▶ [To be done]:
Find the lines with the string "скорость" and return them.
::: Data to use :::
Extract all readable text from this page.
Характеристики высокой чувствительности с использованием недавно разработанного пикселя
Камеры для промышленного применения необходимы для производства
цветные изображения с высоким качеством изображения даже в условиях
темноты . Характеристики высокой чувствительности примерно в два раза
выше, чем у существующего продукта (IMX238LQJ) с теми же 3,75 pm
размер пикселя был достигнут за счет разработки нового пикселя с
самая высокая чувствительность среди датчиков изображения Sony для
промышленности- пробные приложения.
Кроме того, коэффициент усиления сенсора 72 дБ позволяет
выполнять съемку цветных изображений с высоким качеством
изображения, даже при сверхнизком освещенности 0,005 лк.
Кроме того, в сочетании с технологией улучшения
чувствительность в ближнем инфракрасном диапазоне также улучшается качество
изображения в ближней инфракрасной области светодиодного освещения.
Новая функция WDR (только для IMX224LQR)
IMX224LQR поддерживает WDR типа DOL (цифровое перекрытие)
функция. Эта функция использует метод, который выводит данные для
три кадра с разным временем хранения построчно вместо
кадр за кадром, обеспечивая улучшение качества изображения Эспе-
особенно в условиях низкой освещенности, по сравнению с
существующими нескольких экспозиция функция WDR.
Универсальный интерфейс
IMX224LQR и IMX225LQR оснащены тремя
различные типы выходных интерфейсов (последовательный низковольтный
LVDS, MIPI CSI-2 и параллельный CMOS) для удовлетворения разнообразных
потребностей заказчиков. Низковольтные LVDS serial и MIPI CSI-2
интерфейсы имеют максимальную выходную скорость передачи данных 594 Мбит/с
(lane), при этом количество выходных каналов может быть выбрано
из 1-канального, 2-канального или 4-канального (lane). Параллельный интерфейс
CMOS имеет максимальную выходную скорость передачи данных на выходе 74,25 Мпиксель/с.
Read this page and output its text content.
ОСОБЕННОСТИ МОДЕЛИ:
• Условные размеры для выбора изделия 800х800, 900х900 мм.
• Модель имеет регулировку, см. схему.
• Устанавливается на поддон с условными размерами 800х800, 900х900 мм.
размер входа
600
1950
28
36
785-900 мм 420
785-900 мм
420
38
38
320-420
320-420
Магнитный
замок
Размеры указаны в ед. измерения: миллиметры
:::
▶ [Exercise result]:
интерфейсы имеют максимальную выходную скорость передачи данных 594 Мбит/с
CMOS имеет максимальную выходную скорость передачи данных на выходе 74,25 Мпиксель/с.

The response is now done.